▶ Exercise
Give the records back in full, exactly as they read.

▶ Supplied records
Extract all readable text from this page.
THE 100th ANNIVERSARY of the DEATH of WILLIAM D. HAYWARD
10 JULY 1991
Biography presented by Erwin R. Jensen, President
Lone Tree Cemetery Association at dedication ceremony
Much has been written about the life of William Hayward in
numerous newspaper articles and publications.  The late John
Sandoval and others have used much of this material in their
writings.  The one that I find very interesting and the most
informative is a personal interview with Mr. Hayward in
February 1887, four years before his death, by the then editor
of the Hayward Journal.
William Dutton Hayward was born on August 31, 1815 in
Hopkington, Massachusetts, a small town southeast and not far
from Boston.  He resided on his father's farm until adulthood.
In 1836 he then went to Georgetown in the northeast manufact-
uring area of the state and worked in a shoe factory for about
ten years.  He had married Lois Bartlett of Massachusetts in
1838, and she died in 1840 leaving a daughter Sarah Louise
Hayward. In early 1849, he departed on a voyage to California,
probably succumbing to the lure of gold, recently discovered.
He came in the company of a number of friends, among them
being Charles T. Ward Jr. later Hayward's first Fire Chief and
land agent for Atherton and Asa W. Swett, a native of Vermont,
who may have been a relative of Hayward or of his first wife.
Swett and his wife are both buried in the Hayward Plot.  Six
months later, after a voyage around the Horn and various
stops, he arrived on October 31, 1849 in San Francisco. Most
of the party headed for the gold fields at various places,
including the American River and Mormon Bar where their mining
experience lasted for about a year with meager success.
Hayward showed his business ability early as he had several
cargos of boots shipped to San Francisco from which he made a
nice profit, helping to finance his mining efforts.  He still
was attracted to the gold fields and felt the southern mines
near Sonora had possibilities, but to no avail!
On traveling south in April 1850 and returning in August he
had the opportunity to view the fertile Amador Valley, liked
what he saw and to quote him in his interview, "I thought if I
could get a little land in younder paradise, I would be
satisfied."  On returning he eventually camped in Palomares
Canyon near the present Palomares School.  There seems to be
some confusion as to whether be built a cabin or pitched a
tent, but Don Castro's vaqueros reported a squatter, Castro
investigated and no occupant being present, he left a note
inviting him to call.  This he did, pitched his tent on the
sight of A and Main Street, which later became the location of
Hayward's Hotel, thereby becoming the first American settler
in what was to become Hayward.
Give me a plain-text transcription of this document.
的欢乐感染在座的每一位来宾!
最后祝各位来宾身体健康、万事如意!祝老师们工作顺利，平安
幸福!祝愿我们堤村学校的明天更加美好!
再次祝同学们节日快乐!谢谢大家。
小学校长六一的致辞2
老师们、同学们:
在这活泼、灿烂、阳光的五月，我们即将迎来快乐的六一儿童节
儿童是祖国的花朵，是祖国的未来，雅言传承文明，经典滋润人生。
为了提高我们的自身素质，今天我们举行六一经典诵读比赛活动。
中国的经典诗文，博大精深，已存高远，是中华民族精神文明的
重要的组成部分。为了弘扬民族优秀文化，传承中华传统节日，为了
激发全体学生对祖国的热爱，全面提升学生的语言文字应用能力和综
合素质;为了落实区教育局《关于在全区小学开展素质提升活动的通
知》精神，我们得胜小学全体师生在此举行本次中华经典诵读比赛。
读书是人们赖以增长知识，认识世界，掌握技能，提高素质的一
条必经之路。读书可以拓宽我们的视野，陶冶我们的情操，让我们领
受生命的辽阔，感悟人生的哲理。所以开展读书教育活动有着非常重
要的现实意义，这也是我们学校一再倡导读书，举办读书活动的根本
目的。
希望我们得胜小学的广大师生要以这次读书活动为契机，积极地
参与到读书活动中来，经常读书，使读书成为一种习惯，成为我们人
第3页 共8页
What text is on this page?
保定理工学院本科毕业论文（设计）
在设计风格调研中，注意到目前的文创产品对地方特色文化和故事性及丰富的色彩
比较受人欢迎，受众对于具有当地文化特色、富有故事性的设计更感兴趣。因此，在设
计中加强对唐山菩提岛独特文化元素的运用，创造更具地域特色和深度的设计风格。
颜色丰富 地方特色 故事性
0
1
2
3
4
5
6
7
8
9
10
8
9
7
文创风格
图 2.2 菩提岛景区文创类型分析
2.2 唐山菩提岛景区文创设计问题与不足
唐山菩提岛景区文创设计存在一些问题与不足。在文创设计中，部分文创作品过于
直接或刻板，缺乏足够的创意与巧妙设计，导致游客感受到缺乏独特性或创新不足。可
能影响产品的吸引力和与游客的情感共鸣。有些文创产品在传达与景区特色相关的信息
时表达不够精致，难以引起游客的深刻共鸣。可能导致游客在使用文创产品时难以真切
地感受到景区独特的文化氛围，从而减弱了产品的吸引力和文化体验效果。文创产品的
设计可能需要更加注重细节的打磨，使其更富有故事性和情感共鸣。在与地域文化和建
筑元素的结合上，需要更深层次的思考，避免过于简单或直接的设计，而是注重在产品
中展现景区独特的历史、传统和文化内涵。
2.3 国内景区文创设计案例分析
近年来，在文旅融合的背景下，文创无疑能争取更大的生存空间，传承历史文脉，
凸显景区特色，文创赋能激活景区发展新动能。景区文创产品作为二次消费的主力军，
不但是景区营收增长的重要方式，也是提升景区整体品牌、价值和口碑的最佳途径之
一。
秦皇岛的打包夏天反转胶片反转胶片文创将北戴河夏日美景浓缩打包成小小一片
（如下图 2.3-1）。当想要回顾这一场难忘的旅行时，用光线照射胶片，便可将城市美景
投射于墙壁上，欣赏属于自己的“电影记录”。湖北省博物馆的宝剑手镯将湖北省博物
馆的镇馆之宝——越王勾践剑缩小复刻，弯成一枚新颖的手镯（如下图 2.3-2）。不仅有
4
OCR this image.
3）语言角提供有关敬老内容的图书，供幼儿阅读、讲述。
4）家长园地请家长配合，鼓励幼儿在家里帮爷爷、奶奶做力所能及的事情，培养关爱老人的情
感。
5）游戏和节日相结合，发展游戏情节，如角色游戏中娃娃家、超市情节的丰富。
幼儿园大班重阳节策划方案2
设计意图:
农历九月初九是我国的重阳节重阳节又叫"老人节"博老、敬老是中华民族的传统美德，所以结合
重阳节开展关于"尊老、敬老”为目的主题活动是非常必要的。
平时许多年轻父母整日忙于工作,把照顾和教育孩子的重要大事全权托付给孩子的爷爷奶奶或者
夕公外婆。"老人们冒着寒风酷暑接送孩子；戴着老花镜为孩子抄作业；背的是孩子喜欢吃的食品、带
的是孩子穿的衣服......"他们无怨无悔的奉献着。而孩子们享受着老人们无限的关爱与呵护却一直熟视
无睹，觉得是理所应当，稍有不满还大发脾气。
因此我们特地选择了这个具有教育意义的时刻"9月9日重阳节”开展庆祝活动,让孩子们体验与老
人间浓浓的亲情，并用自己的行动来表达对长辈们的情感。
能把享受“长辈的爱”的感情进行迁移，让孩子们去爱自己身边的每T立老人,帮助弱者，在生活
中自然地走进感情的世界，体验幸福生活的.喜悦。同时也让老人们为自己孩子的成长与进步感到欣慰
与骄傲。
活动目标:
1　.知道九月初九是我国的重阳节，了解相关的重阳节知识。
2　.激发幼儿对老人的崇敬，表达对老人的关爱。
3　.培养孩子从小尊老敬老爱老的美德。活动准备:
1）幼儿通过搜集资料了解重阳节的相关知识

▶ Result of the task
Extract all readable text from this page.
THE 100th ANNIVERSARY of the DEATH of WILLIAM D. HAYWARD
10 JULY 1991
Biography presented by Erwin R. Jensen, President
Lone Tree Cemetery Association at dedication ceremony
Much has been written about the life of William Hayward in
numerous newspaper articles and publications.  The late John
Sandoval and others have used much of this material in their
writings.  The one that I find very interesting and the most
informative is a personal interview with Mr. Hayward in
February 1887, four years before his death, by the then editor
of the Hayward Journal.
William Dutton Hayward was born on August 31, 1815 in
Hopkington, Massachusetts, a small town southeast and not far
from Boston.  He resided on his father's farm until adulthood.
In 1836 he then went to Georgetown in the northeast manufact-
uring area of the state and worked in a shoe factory for about
ten years.  He had married Lois Bartlett of Massachusetts in
1838, and she died in 1840 leaving a daughter Sarah Louise
Hayward. In early 1849, he departed on a voyage to California,
probably succumbing to the lure of gold, recently discovered.
He came in the company of a number of friends, among them
being Charles T. Ward Jr. later Hayward's first Fire Chief and
land agent for Atherton and Asa W. Swett, a native of Vermont,
who may have been a relative of Hayward or of his first wife.
Swett and his wife are both buried in the Hayward Plot.  Six
months later, after a voyage around the Horn and various
stops, he arrived on October 31, 1849 in San Francisco. Most
of the party headed for the gold fields at various places,
including the American River and Mormon Bar where their mining
experience lasted for about a year with meager success.
Hayward showed his business ability early as he had several
cargos of boots shipped to San Francisco from which he made a
nice profit, helping to finance his mining efforts.  He still
was attracted to the gold fields and felt the southern mines
near Sonora had possibilities, but to no avail!
On traveling south in April 1850 and returning in August he
had the opportunity to view the fertile Amador Valley, liked
what he saw and to quote him in his interview, "I thought if I
could get a little land in younder paradise, I would be
satisfied."  On returning he eventually camped in Palomares
Canyon near the present Palomares School.  There seems to be
some confusion as to whether be built a cabin or pitched a
tent, but Don Castro's vaqueros reported a squatter, Castro
investigated and no occupant being present, he left a note
inviting him to call.  This he did, pitched his tent on the
sight of A and Main Street, which later became the location of
Hayward's Hotel, thereby becoming the first American settler
in what was to become Hayward.
Give me a plain-text transcription of this document.
的欢乐感染在座的每一位来宾!
最后祝各位来宾身体健康、万事如意!祝老师们工作顺利，平安
幸福!祝愿我们堤村学校的明天更加美好!
再次祝同学们节日快乐!谢谢大家。
小学校长六一的致辞2
老师们、同学们:
在这活泼、灿烂、阳光的五月，我们即将迎来快乐的六一儿童节
儿童是祖国的花朵，是祖国的未来，雅言传承文明，经典滋润人生。
为了提高我们的自身素质，今天我们举行六一经典诵读比赛活动。
中国的经典诗文，博大精深，已存高远，是中华民族精神文明的
重要的组成部分。为了弘扬民族优秀文化，传承中华传统节日，为了
激发全体学生对祖国的热爱，全面提升学生的语言文字应用能力和综
合素质;为了落实区教育局《关于在全区小学开展素质提升活动的通
知》精神，我们得胜小学全体师生在此举行本次中华经典诵读比赛。
读书是人们赖以增长知识，认识世界，掌握技能，提高素质的一
条必经之路。读书可以拓宽我们的视野，陶冶我们的情操，让我们领
受生命的辽阔，感悟人生的哲理。所以开展读书教育活动有着非常重
要的现实意义，这也是我们学校一再倡导读书，举办读书活动的根本
目的。
希望我们得胜小学的广大师生要以这次读书活动为契机，积极地
参与到读书活动中来，经常读书，使读书成为一种习惯，成为我们人
第3页 共8页
What text is on this page?
保定理工学院本科毕业论文（设计）
在设计风格调研中，注意到目前的文创产品对地方特色文化和故事性及丰富的色彩
比较受人欢迎，受众对于具有当地文化特色、富有故事性的设计更感兴趣。因此，在设
计中加强对唐山菩提岛独特文化元素的运用，创造更具地域特色和深度的设计风格。
颜色丰富 地方特色 故事性
0
1
2
3
4
5
6
7
8
9
10
8
9
7
文创风格
图 2.2 菩提岛景区文创类型分析
2.2 唐山菩提岛景区文创设计问题与不足
唐山菩提岛景区文创设计存在一些问题与不足。在文创设计中，部分文创作品过于
直接或刻板，缺乏足够的创意与巧妙设计，导致游客感受到缺乏独特性或创新不足。可
能影响产品的吸引力和与游客的情感共鸣。有些文创产品在传达与景区特色相关的信息
时表达不够精致，难以引起游客的深刻共鸣。可能导致游客在使用文创产品时难以真切
地感受到景区独特的文化氛围，从而减弱了产品的吸引力和文化体验效果。文创产品的
设计可能需要更加注重细节的打磨，使其更富有故事性和情感共鸣。在与地域文化和建
筑元素的结合上，需要更深层次的思考，避免过于简单或直接的设计，而是注重在产品
中展现景区独特的历史、传统和文化内涵。
2.3 国内景区文创设计案例分析
近年来，在文旅融合的背景下，文创无疑能争取更大的生存空间，传承历史文脉，
凸显景区特色，文创赋能激活景区发展新动能。景区文创产品作为二次消费的主力军，
不但是景区营收增长的重要方式，也是提升景区整体品牌、价值和口碑的最佳途径之
一。
秦皇岛的打包夏天反转胶片反转胶片文创将北戴河夏日美景浓缩打包成小小一片
（如下图 2.3-1）。当想要回顾这一场难忘的旅行时，用光线照射胶片，便可将城市美景
投射于墙壁上，欣赏属于自己的“电影记录”。湖北省博物馆的宝剑手镯将湖北省博物
馆的镇馆之宝——越王勾践剑缩小复刻，弯成一枚新颖的手镯（如下图 2.3-2）。不仅有
4
OCR this image.
3）语言角提供有关敬老内容的图书，供幼儿阅读、讲述。
4）家长园地请家长配合，鼓励幼儿在家里帮爷爷、奶奶做力所能及的事情，培养关爱老人的情
感。
5）游戏和节日相结合，发展游戏情节，如角色游戏中娃娃家、超市情节的丰富。
幼儿园大班重阳节策划方案2
设计意图:
农历九月初九是我国的重阳节重阳节又叫"老人节"博老、敬老是中华民族的传统美德，所以结合
重阳节开展关于"尊老、敬老”为目的主题活动是非常必要的。
平时许多年轻父母整日忙于工作,把照顾和教育孩子的重要大事全权托付给孩子的爷爷奶奶或者
夕公外婆。"老人们冒着寒风酷暑接送孩子；戴着老花镜为孩子抄作业；背的是孩子喜欢吃的食品、带
的是孩子穿的衣服......"他们无怨无悔的奉献着。而孩子们享受着老人们无限的关爱与呵护却一直熟视
无睹，觉得是理所应当，稍有不满还大发脾气。
因此我们特地选择了这个具有教育意义的时刻"9月9日重阳节”开展庆祝活动,让孩子们体验与老
人间浓浓的亲情，并用自己的行动来表达对长辈们的情感。
能把享受“长辈的爱”的感情进行迁移，让孩子们去爱自己身边的每T立老人,帮助弱者，在生活
中自然地走进感情的世界，体验幸福生活的.喜悦。同时也让老人们为自己孩子的成长与进步感到欣慰
与骄傲。
活动目标:
1　.知道九月初九是我国的重阳节，了解相关的重阳节知识。
2　.激发幼儿对老人的崇敬，表达对老人的关爱。
3　.培养孩子从小尊老敬老爱老的美德。活动准备:
1）幼儿通过搜集资料了解重阳节的相关知识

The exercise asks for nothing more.